◆ Goal: Where a line in the listing below contains the word "aircraft", copy that line.

╔══

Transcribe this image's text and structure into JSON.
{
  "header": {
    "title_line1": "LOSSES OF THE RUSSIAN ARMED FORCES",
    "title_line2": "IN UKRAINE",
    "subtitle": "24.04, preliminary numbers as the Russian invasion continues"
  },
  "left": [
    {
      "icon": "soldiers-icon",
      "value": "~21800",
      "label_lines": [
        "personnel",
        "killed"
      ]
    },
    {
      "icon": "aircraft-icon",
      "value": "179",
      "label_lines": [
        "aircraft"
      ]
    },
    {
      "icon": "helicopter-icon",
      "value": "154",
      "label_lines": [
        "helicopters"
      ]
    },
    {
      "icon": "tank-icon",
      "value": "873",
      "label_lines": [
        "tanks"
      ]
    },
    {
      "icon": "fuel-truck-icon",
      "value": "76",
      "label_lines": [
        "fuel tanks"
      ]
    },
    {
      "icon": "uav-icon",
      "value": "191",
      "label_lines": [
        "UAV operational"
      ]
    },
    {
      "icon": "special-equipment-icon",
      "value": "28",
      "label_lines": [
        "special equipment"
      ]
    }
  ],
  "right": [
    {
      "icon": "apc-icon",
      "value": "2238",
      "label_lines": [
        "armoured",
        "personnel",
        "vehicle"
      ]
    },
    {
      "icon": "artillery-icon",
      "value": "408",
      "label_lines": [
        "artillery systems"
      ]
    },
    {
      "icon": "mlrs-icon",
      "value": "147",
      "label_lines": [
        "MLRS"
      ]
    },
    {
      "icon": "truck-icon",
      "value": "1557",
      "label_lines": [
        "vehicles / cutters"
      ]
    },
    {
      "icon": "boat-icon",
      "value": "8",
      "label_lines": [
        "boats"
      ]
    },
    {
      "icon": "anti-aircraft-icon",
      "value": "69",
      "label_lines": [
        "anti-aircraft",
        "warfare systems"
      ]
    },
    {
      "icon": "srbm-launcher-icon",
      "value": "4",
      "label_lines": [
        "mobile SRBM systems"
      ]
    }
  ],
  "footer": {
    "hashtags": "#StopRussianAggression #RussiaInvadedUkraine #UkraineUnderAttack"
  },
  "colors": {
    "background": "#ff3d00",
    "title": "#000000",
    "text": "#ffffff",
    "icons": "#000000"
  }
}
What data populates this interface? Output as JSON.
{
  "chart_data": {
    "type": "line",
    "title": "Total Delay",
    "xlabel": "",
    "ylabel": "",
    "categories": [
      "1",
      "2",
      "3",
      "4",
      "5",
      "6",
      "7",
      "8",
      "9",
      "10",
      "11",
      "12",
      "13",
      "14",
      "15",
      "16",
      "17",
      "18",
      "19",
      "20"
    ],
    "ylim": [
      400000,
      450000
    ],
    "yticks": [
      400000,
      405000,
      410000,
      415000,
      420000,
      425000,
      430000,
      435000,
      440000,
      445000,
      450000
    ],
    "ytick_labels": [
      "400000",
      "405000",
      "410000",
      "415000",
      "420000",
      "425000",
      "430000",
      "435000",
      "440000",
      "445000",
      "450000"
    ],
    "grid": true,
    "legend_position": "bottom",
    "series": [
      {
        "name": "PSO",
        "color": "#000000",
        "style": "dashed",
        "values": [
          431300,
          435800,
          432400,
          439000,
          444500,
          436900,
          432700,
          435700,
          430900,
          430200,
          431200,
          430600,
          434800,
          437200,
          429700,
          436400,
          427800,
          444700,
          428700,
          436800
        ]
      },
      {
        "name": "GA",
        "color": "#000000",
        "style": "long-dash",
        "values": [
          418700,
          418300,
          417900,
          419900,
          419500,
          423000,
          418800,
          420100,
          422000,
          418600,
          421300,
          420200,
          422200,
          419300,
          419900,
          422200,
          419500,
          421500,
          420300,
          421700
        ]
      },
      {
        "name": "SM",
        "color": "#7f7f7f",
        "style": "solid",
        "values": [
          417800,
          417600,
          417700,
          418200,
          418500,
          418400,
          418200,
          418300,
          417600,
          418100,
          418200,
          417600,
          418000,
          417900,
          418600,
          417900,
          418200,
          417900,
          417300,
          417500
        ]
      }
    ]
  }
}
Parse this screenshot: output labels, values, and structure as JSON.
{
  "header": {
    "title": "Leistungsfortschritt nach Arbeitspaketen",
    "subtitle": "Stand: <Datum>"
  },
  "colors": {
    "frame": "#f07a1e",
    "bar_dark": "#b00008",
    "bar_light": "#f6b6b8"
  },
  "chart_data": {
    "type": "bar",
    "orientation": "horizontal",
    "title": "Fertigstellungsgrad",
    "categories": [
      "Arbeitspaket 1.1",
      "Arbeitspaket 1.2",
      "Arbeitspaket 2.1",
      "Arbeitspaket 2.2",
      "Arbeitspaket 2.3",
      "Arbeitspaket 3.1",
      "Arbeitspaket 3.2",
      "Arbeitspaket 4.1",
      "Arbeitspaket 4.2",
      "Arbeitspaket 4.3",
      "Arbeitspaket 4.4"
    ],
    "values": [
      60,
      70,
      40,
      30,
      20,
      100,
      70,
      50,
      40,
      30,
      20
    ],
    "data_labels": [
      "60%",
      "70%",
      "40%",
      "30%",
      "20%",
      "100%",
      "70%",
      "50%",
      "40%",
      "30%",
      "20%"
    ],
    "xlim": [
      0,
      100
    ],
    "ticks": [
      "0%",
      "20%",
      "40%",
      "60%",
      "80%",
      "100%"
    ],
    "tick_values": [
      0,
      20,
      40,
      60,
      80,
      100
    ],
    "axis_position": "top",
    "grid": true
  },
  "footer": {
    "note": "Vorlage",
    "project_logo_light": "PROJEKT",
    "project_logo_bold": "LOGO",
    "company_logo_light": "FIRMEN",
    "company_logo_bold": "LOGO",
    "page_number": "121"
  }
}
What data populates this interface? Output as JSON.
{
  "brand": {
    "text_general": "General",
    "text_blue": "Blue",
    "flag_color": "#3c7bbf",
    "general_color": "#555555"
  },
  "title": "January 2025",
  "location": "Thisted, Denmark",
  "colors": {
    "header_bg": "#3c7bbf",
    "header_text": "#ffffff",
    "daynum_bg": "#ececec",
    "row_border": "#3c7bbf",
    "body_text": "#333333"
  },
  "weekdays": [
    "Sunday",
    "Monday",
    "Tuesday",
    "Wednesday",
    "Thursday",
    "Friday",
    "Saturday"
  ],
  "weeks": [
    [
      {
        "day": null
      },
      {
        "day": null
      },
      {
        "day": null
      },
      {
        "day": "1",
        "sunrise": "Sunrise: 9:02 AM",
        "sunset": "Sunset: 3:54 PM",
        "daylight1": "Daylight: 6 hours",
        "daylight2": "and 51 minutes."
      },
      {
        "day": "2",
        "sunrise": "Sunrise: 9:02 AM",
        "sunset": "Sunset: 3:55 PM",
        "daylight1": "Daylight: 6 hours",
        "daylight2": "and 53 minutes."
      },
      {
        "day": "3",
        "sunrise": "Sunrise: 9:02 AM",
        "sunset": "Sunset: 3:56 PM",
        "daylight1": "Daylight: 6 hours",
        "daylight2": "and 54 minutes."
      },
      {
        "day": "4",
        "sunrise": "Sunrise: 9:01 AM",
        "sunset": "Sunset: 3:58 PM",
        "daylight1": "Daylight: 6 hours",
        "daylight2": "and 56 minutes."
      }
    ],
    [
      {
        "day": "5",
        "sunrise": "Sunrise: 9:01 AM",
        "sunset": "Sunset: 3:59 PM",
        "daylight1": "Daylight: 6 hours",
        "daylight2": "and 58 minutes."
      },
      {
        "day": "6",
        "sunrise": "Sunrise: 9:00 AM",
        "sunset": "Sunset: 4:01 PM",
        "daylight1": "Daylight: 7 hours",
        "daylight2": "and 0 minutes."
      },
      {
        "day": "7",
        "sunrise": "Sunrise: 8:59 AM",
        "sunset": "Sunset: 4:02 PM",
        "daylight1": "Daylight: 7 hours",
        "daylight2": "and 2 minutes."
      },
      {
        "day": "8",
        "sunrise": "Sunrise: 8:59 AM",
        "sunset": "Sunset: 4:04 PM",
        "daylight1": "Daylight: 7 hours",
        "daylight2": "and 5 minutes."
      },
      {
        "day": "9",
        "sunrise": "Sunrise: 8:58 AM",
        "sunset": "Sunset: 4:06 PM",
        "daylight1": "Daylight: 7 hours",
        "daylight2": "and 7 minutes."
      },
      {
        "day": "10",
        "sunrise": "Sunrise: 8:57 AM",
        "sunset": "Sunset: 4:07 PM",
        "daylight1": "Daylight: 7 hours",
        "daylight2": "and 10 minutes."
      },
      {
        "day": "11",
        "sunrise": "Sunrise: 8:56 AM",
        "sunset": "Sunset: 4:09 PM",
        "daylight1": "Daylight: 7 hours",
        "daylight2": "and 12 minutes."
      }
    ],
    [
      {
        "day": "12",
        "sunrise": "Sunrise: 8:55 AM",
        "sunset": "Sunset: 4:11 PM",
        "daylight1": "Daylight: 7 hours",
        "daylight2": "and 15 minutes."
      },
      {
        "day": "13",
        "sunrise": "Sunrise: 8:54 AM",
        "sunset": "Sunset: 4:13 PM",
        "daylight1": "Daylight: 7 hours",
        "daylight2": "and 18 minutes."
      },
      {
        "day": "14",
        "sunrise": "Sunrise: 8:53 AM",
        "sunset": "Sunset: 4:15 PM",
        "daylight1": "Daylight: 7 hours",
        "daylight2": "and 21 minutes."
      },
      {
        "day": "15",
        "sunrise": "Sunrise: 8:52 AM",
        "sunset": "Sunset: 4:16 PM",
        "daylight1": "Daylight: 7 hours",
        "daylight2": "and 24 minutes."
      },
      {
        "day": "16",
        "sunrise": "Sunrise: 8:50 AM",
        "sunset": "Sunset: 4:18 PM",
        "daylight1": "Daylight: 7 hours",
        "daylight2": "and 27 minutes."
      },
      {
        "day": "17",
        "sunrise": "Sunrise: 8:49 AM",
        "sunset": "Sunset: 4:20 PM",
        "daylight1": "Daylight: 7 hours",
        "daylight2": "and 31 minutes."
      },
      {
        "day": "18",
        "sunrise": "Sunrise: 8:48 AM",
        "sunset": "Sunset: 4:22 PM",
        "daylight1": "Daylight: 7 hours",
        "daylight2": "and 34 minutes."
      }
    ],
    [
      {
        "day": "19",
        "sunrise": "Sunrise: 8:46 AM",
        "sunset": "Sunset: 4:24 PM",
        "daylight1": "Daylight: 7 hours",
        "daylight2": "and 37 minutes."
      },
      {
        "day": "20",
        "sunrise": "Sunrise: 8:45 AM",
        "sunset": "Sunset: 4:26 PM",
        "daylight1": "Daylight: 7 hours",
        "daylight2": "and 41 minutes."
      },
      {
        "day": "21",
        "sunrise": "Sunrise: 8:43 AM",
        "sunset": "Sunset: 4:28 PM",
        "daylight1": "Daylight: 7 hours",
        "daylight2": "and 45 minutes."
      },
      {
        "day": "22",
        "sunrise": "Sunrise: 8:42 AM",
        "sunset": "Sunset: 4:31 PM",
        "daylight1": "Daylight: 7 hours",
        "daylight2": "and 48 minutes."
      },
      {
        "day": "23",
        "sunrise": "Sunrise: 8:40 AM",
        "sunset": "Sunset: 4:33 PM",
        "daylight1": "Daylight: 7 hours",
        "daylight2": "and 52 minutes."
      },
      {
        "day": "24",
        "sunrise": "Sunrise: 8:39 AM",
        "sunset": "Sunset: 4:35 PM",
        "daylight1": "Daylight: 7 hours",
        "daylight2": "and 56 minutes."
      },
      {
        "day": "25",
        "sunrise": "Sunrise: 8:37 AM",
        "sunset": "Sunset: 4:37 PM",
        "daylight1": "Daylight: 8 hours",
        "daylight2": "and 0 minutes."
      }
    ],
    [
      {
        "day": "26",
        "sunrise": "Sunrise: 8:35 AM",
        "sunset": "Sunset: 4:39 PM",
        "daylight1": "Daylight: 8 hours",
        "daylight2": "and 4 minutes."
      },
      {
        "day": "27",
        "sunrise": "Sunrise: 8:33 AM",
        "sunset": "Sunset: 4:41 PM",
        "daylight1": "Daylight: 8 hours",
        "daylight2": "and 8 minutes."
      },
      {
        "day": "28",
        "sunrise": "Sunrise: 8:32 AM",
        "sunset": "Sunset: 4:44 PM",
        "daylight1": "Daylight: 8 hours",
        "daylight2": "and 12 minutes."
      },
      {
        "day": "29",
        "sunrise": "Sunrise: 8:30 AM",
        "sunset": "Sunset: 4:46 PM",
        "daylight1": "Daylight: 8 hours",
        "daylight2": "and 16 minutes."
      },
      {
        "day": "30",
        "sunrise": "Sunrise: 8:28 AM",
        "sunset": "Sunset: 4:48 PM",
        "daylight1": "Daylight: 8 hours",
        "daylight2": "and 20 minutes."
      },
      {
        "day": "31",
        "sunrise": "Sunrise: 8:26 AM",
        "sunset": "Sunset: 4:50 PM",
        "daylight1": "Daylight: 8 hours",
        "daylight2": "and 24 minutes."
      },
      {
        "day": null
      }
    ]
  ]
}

╚══

◆ Final result:
      "icon": "aircraft-icon",
        "aircraft"
      "icon": "anti-aircraft-icon",
        "anti-aircraft",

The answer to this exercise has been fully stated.